RECORD LIST —
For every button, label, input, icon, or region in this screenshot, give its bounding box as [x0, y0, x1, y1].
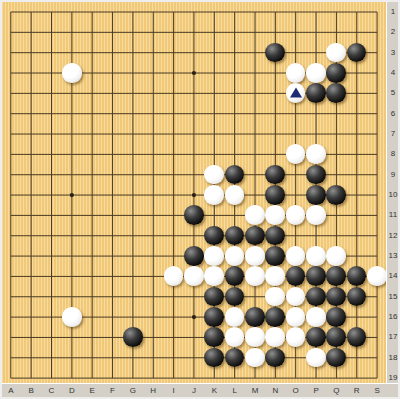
board-intersection[interactable]: [224, 327, 244, 347]
board-intersection[interactable]: [123, 103, 143, 123]
board-intersection[interactable]: [143, 124, 163, 144]
board-intersection[interactable]: [265, 185, 285, 205]
board-intersection[interactable]: [1, 22, 21, 42]
board-intersection[interactable]: [306, 103, 326, 123]
board-intersection[interactable]: [21, 42, 41, 62]
board-intersection[interactable]: [123, 22, 143, 42]
board-intersection[interactable]: [326, 124, 346, 144]
board-intersection[interactable]: [326, 2, 346, 22]
board-intersection[interactable]: [21, 347, 41, 367]
board-intersection[interactable]: [123, 144, 143, 164]
board-intersection[interactable]: [62, 185, 82, 205]
board-intersection[interactable]: [123, 205, 143, 225]
board-intersection[interactable]: [123, 347, 143, 367]
board-intersection[interactable]: [62, 246, 82, 266]
board-intersection[interactable]: [346, 2, 366, 22]
board-intersection[interactable]: [21, 83, 41, 103]
board-intersection[interactable]: [184, 83, 204, 103]
board-intersection[interactable]: [265, 266, 285, 286]
board-intersection[interactable]: [346, 83, 366, 103]
board-intersection[interactable]: [102, 266, 122, 286]
board-intersection[interactable]: [367, 144, 387, 164]
board-intersection[interactable]: [285, 286, 305, 306]
board-intersection[interactable]: [82, 286, 102, 306]
board-intersection[interactable]: [224, 2, 244, 22]
board-intersection[interactable]: [367, 63, 387, 83]
board-intersection[interactable]: [367, 83, 387, 103]
board-intersection[interactable]: [82, 2, 102, 22]
board-intersection[interactable]: [204, 124, 224, 144]
board-intersection[interactable]: [367, 286, 387, 306]
board-intersection[interactable]: [41, 103, 61, 123]
board-intersection[interactable]: [204, 307, 224, 327]
board-intersection[interactable]: [21, 205, 41, 225]
board-intersection[interactable]: [245, 83, 265, 103]
board-intersection[interactable]: [62, 164, 82, 184]
board-intersection[interactable]: [21, 124, 41, 144]
board-intersection[interactable]: [62, 307, 82, 327]
board-intersection[interactable]: [285, 22, 305, 42]
board-intersection[interactable]: [265, 327, 285, 347]
board-intersection[interactable]: [204, 2, 224, 22]
board-intersection[interactable]: [82, 347, 102, 367]
board-intersection[interactable]: [326, 307, 346, 327]
board-intersection[interactable]: [163, 83, 183, 103]
board-intersection[interactable]: [1, 307, 21, 327]
board-intersection[interactable]: [204, 63, 224, 83]
board-intersection[interactable]: [123, 164, 143, 184]
board-intersection[interactable]: [62, 63, 82, 83]
board-intersection[interactable]: [224, 347, 244, 367]
board-intersection[interactable]: [41, 2, 61, 22]
board-intersection[interactable]: [102, 83, 122, 103]
board-intersection[interactable]: [21, 246, 41, 266]
board-intersection[interactable]: [163, 307, 183, 327]
board-intersection[interactable]: [41, 266, 61, 286]
board-intersection[interactable]: [285, 266, 305, 286]
board-intersection[interactable]: [245, 205, 265, 225]
board-intersection[interactable]: [285, 63, 305, 83]
board-intersection[interactable]: [41, 246, 61, 266]
board-intersection[interactable]: [367, 22, 387, 42]
board-intersection[interactable]: [82, 205, 102, 225]
board-intersection[interactable]: [285, 124, 305, 144]
board-intersection[interactable]: [285, 164, 305, 184]
board-intersection[interactable]: [143, 22, 163, 42]
board-intersection[interactable]: [62, 83, 82, 103]
board-intersection[interactable]: [285, 42, 305, 62]
board-intersection[interactable]: [82, 83, 102, 103]
board-intersection[interactable]: [204, 144, 224, 164]
board-intersection[interactable]: [102, 347, 122, 367]
board-intersection[interactable]: [367, 307, 387, 327]
board-intersection[interactable]: [245, 42, 265, 62]
board-intersection[interactable]: [123, 42, 143, 62]
board-intersection[interactable]: [184, 246, 204, 266]
board-intersection[interactable]: [1, 286, 21, 306]
board-intersection[interactable]: [102, 63, 122, 83]
board-intersection[interactable]: [285, 347, 305, 367]
board-intersection[interactable]: [143, 103, 163, 123]
board-intersection[interactable]: [346, 22, 366, 42]
board-intersection[interactable]: [21, 185, 41, 205]
board-intersection[interactable]: [123, 185, 143, 205]
board-intersection[interactable]: [306, 347, 326, 367]
board-intersection[interactable]: [245, 347, 265, 367]
board-intersection[interactable]: [41, 42, 61, 62]
board-intersection[interactable]: [102, 286, 122, 306]
board-intersection[interactable]: [102, 144, 122, 164]
board-intersection[interactable]: [123, 266, 143, 286]
board-intersection[interactable]: [326, 22, 346, 42]
board-intersection[interactable]: [163, 185, 183, 205]
board-intersection[interactable]: [306, 225, 326, 245]
board-intersection[interactable]: [62, 144, 82, 164]
board-intersection[interactable]: [62, 2, 82, 22]
board-intersection[interactable]: [346, 144, 366, 164]
board-intersection[interactable]: [143, 42, 163, 62]
board-intersection[interactable]: [102, 327, 122, 347]
board-intersection[interactable]: [306, 42, 326, 62]
board-intersection[interactable]: [1, 327, 21, 347]
board-intersection[interactable]: [62, 22, 82, 42]
board-intersection[interactable]: [41, 22, 61, 42]
board-intersection[interactable]: [143, 164, 163, 184]
board-intersection[interactable]: [184, 2, 204, 22]
board-intersection[interactable]: [346, 286, 366, 306]
board-intersection[interactable]: [326, 225, 346, 245]
board-intersection[interactable]: [346, 246, 366, 266]
board-intersection[interactable]: [143, 327, 163, 347]
board-intersection[interactable]: [184, 42, 204, 62]
board-intersection[interactable]: [265, 22, 285, 42]
board-intersection[interactable]: [21, 327, 41, 347]
board-intersection[interactable]: [163, 2, 183, 22]
board-intersection[interactable]: [346, 266, 366, 286]
board-intersection[interactable]: [123, 83, 143, 103]
board-intersection[interactable]: [326, 347, 346, 367]
board-intersection[interactable]: [102, 42, 122, 62]
board-intersection[interactable]: [41, 164, 61, 184]
board-intersection[interactable]: [1, 347, 21, 367]
board-intersection[interactable]: [367, 164, 387, 184]
board-intersection[interactable]: [143, 205, 163, 225]
board-intersection[interactable]: [204, 83, 224, 103]
board-intersection[interactable]: [102, 246, 122, 266]
board-intersection[interactable]: [326, 266, 346, 286]
board-intersection[interactable]: [346, 327, 366, 347]
board-intersection[interactable]: [265, 83, 285, 103]
board-intersection[interactable]: [204, 347, 224, 367]
board-intersection[interactable]: [163, 164, 183, 184]
board-intersection[interactable]: [1, 83, 21, 103]
board-intersection[interactable]: [265, 205, 285, 225]
board-intersection[interactable]: [184, 266, 204, 286]
board-intersection[interactable]: [41, 286, 61, 306]
board-intersection[interactable]: [245, 124, 265, 144]
board-intersection[interactable]: [306, 124, 326, 144]
board-intersection[interactable]: [346, 205, 366, 225]
board-intersection[interactable]: [123, 286, 143, 306]
board-intersection[interactable]: [306, 307, 326, 327]
board-intersection[interactable]: [367, 327, 387, 347]
board-intersection[interactable]: [346, 225, 366, 245]
board-intersection[interactable]: [1, 42, 21, 62]
board-intersection[interactable]: [245, 286, 265, 306]
board-intersection[interactable]: [82, 307, 102, 327]
board-intersection[interactable]: [265, 307, 285, 327]
board-intersection[interactable]: [204, 286, 224, 306]
board-intersection[interactable]: [265, 164, 285, 184]
board-intersection[interactable]: [224, 63, 244, 83]
board-intersection[interactable]: [224, 83, 244, 103]
board-intersection[interactable]: [143, 144, 163, 164]
board-intersection[interactable]: [163, 144, 183, 164]
board-intersection[interactable]: [184, 164, 204, 184]
board-intersection[interactable]: [367, 246, 387, 266]
board-intersection[interactable]: [245, 246, 265, 266]
board-intersection[interactable]: [204, 205, 224, 225]
board-intersection[interactable]: [102, 124, 122, 144]
board-intersection[interactable]: [306, 205, 326, 225]
board-intersection[interactable]: [224, 307, 244, 327]
board-intersection[interactable]: [224, 124, 244, 144]
board-intersection[interactable]: [326, 144, 346, 164]
board-intersection[interactable]: [62, 225, 82, 245]
board-intersection[interactable]: [184, 225, 204, 245]
board-intersection[interactable]: [306, 2, 326, 22]
board-intersection[interactable]: [62, 205, 82, 225]
board-intersection[interactable]: [41, 124, 61, 144]
board-intersection[interactable]: [346, 103, 366, 123]
board-intersection[interactable]: [245, 22, 265, 42]
board-intersection[interactable]: [102, 2, 122, 22]
board-intersection[interactable]: [21, 307, 41, 327]
board-intersection[interactable]: [163, 124, 183, 144]
board-intersection[interactable]: [123, 225, 143, 245]
board-intersection[interactable]: [123, 63, 143, 83]
board-intersection[interactable]: [21, 103, 41, 123]
board-intersection[interactable]: [1, 2, 21, 22]
board-intersection[interactable]: [204, 266, 224, 286]
board-intersection[interactable]: [163, 103, 183, 123]
board-intersection[interactable]: [41, 144, 61, 164]
board-intersection[interactable]: [326, 103, 346, 123]
board-intersection[interactable]: [41, 185, 61, 205]
board-intersection[interactable]: [62, 124, 82, 144]
board-intersection[interactable]: [184, 63, 204, 83]
board-intersection[interactable]: [82, 225, 102, 245]
board-intersection[interactable]: [326, 164, 346, 184]
board-intersection[interactable]: [82, 185, 102, 205]
board-intersection[interactable]: [123, 327, 143, 347]
board-intersection[interactable]: [102, 307, 122, 327]
board-intersection[interactable]: [41, 83, 61, 103]
board-intersection[interactable]: [306, 144, 326, 164]
board-intersection[interactable]: [367, 347, 387, 367]
board-intersection[interactable]: [163, 266, 183, 286]
board-intersection[interactable]: [245, 2, 265, 22]
board-intersection[interactable]: [163, 225, 183, 245]
board-intersection[interactable]: [367, 185, 387, 205]
board-intersection[interactable]: [204, 327, 224, 347]
board-intersection[interactable]: [184, 22, 204, 42]
board-intersection[interactable]: [143, 83, 163, 103]
board-intersection[interactable]: [123, 124, 143, 144]
board-intersection[interactable]: [285, 103, 305, 123]
board-intersection[interactable]: [346, 164, 366, 184]
board-intersection[interactable]: [82, 246, 102, 266]
board-intersection[interactable]: [184, 286, 204, 306]
board-intersection[interactable]: [326, 286, 346, 306]
board-intersection[interactable]: [245, 144, 265, 164]
board-intersection[interactable]: [102, 205, 122, 225]
board-intersection[interactable]: [41, 347, 61, 367]
board-intersection[interactable]: [326, 205, 346, 225]
board-intersection[interactable]: [102, 103, 122, 123]
board-intersection[interactable]: [184, 327, 204, 347]
board-intersection[interactable]: [367, 103, 387, 123]
board-intersection[interactable]: [82, 144, 102, 164]
board-intersection[interactable]: [1, 205, 21, 225]
board-intersection[interactable]: [326, 42, 346, 62]
board-intersection[interactable]: [143, 246, 163, 266]
board-intersection[interactable]: [143, 347, 163, 367]
board-intersection[interactable]: [41, 63, 61, 83]
board-intersection[interactable]: [82, 63, 102, 83]
board-intersection[interactable]: [163, 286, 183, 306]
board-intersection[interactable]: [224, 266, 244, 286]
board-intersection[interactable]: [82, 164, 102, 184]
board-intersection[interactable]: [1, 124, 21, 144]
board-intersection[interactable]: [82, 327, 102, 347]
board-intersection[interactable]: [184, 205, 204, 225]
board-intersection[interactable]: [21, 144, 41, 164]
board-intersection[interactable]: [1, 246, 21, 266]
board-intersection[interactable]: [224, 164, 244, 184]
board-intersection[interactable]: [245, 164, 265, 184]
board-intersection[interactable]: [184, 185, 204, 205]
board-intersection[interactable]: [265, 2, 285, 22]
board-intersection[interactable]: [245, 185, 265, 205]
board-intersection[interactable]: [265, 225, 285, 245]
board-intersection[interactable]: [306, 83, 326, 103]
board-intersection[interactable]: [285, 225, 305, 245]
board-intersection[interactable]: [285, 185, 305, 205]
board-intersection[interactable]: [224, 246, 244, 266]
board-intersection[interactable]: [62, 347, 82, 367]
board-intersection[interactable]: [102, 22, 122, 42]
board-intersection[interactable]: [265, 144, 285, 164]
board-intersection[interactable]: [285, 246, 305, 266]
board-intersection[interactable]: [163, 42, 183, 62]
board-intersection[interactable]: [163, 63, 183, 83]
board-intersection[interactable]: [163, 347, 183, 367]
board-intersection[interactable]: [204, 42, 224, 62]
board-intersection[interactable]: [21, 2, 41, 22]
board-intersection[interactable]: [82, 103, 102, 123]
board-intersection[interactable]: [224, 42, 244, 62]
board-intersection[interactable]: [265, 42, 285, 62]
board-intersection[interactable]: [367, 42, 387, 62]
board-intersection[interactable]: [62, 327, 82, 347]
board-intersection[interactable]: [204, 103, 224, 123]
board-intersection[interactable]: [62, 266, 82, 286]
board-intersection[interactable]: [82, 266, 102, 286]
board-intersection[interactable]: [224, 225, 244, 245]
board-intersection[interactable]: [346, 347, 366, 367]
board-intersection[interactable]: [285, 307, 305, 327]
board-intersection[interactable]: [265, 63, 285, 83]
go-board[interactable]: [2, 2, 386, 383]
board-intersection[interactable]: [245, 103, 265, 123]
board-intersection[interactable]: [306, 266, 326, 286]
board-intersection[interactable]: [62, 103, 82, 123]
board-intersection[interactable]: [143, 2, 163, 22]
board-intersection[interactable]: [204, 22, 224, 42]
board-intersection[interactable]: [184, 144, 204, 164]
board-intersection[interactable]: [1, 63, 21, 83]
board-intersection[interactable]: [265, 103, 285, 123]
board-intersection[interactable]: [123, 2, 143, 22]
board-intersection[interactable]: [265, 286, 285, 306]
board-intersection[interactable]: [143, 185, 163, 205]
board-intersection[interactable]: [102, 164, 122, 184]
board-intersection[interactable]: [367, 266, 387, 286]
board-intersection[interactable]: [123, 246, 143, 266]
board-intersection[interactable]: [224, 185, 244, 205]
board-intersection[interactable]: [285, 2, 305, 22]
board-intersection[interactable]: [1, 185, 21, 205]
board-intersection[interactable]: [245, 327, 265, 347]
board-intersection[interactable]: [224, 103, 244, 123]
board-intersection[interactable]: [163, 205, 183, 225]
board-intersection[interactable]: [245, 63, 265, 83]
board-intersection[interactable]: [346, 63, 366, 83]
board-intersection[interactable]: [285, 205, 305, 225]
board-intersection[interactable]: [1, 144, 21, 164]
board-intersection[interactable]: [21, 164, 41, 184]
board-intersection[interactable]: [306, 164, 326, 184]
board-intersection[interactable]: [21, 286, 41, 306]
board-intersection[interactable]: [163, 327, 183, 347]
board-intersection[interactable]: [326, 83, 346, 103]
board-intersection[interactable]: [184, 307, 204, 327]
board-intersection[interactable]: [163, 22, 183, 42]
board-intersection[interactable]: [184, 347, 204, 367]
board-intersection[interactable]: [41, 225, 61, 245]
board-intersection[interactable]: [143, 225, 163, 245]
board-intersection[interactable]: [265, 246, 285, 266]
board-intersection[interactable]: [326, 246, 346, 266]
board-intersection[interactable]: [245, 307, 265, 327]
board-intersection[interactable]: [245, 225, 265, 245]
board-intersection[interactable]: [326, 63, 346, 83]
board-intersection[interactable]: [143, 266, 163, 286]
board-intersection[interactable]: [62, 42, 82, 62]
board-intersection[interactable]: [204, 164, 224, 184]
board-intersection[interactable]: [204, 185, 224, 205]
board-intersection[interactable]: [82, 22, 102, 42]
board-intersection[interactable]: [1, 103, 21, 123]
board-intersection[interactable]: [265, 124, 285, 144]
board-intersection[interactable]: [306, 246, 326, 266]
board-intersection[interactable]: [346, 307, 366, 327]
board-intersection[interactable]: [1, 164, 21, 184]
board-intersection[interactable]: [143, 63, 163, 83]
board-intersection[interactable]: [21, 63, 41, 83]
board-intersection[interactable]: [184, 124, 204, 144]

OBJECTIVE —
Reproduce the records verbatim from the line with "board-intersection[interactable]: [224, 327, 244, 347]" up to and including the line with "board-intersection[interactable]: [245, 83, 265, 103]".

SOLVED PROBLEM —
board-intersection[interactable]: [224, 327, 244, 347]
board-intersection[interactable]: [123, 103, 143, 123]
board-intersection[interactable]: [143, 124, 163, 144]
board-intersection[interactable]: [265, 185, 285, 205]
board-intersection[interactable]: [1, 22, 21, 42]
board-intersection[interactable]: [306, 103, 326, 123]
board-intersection[interactable]: [21, 42, 41, 62]
board-intersection[interactable]: [123, 22, 143, 42]
board-intersection[interactable]: [326, 124, 346, 144]
board-intersection[interactable]: [326, 2, 346, 22]
board-intersection[interactable]: [21, 347, 41, 367]
board-intersection[interactable]: [123, 144, 143, 164]
board-intersection[interactable]: [62, 185, 82, 205]
board-intersection[interactable]: [123, 205, 143, 225]
board-intersection[interactable]: [123, 347, 143, 367]
board-intersection[interactable]: [62, 246, 82, 266]
board-intersection[interactable]: [346, 2, 366, 22]
board-intersection[interactable]: [21, 83, 41, 103]
board-intersection[interactable]: [184, 83, 204, 103]
board-intersection[interactable]: [265, 266, 285, 286]
board-intersection[interactable]: [346, 83, 366, 103]
board-intersection[interactable]: [102, 266, 122, 286]
board-intersection[interactable]: [367, 144, 387, 164]
board-intersection[interactable]: [285, 286, 305, 306]
board-intersection[interactable]: [82, 286, 102, 306]
board-intersection[interactable]: [224, 2, 244, 22]
board-intersection[interactable]: [367, 63, 387, 83]
board-intersection[interactable]: [367, 83, 387, 103]
board-intersection[interactable]: [82, 2, 102, 22]
board-intersection[interactable]: [204, 124, 224, 144]
board-intersection[interactable]: [367, 286, 387, 306]
board-intersection[interactable]: [41, 103, 61, 123]
board-intersection[interactable]: [204, 307, 224, 327]
board-intersection[interactable]: [21, 205, 41, 225]
board-intersection[interactable]: [245, 83, 265, 103]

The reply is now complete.